Chart and figure data
########

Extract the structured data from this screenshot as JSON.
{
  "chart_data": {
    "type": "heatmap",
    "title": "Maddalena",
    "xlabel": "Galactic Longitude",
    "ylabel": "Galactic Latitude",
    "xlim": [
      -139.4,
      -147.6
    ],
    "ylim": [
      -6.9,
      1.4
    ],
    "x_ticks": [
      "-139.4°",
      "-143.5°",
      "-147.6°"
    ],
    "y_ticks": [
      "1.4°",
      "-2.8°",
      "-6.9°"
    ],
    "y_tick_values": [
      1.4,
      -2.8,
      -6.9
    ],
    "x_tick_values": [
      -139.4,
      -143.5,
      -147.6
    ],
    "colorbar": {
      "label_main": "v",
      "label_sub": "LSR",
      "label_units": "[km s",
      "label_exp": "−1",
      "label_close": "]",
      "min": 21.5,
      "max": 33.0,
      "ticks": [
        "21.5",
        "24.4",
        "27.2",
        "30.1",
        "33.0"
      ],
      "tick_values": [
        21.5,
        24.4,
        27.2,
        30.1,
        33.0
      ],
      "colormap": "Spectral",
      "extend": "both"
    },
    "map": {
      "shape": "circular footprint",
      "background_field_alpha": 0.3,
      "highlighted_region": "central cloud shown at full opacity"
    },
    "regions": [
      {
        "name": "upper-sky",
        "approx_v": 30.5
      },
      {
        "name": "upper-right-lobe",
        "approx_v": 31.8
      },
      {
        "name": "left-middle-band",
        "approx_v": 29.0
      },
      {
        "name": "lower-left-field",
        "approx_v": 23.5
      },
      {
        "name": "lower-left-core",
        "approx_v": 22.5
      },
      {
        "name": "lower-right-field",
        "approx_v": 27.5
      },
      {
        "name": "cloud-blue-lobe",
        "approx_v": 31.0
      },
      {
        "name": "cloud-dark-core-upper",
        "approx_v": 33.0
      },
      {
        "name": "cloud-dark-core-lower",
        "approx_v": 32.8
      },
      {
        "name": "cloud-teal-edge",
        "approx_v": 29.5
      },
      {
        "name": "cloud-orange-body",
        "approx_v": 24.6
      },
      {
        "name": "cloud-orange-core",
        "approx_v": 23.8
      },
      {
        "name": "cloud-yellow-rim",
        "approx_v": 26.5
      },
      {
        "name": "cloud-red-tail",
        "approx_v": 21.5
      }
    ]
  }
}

########

[Instructions to follow]
Your task is to gather every line with the word "lower" and copy it.

[Output of the task]
        "name": "lower-left-field",
        "name": "lower-left-core",
        "name": "lower-right-field",
        "name": "cloud-dark-core-lower",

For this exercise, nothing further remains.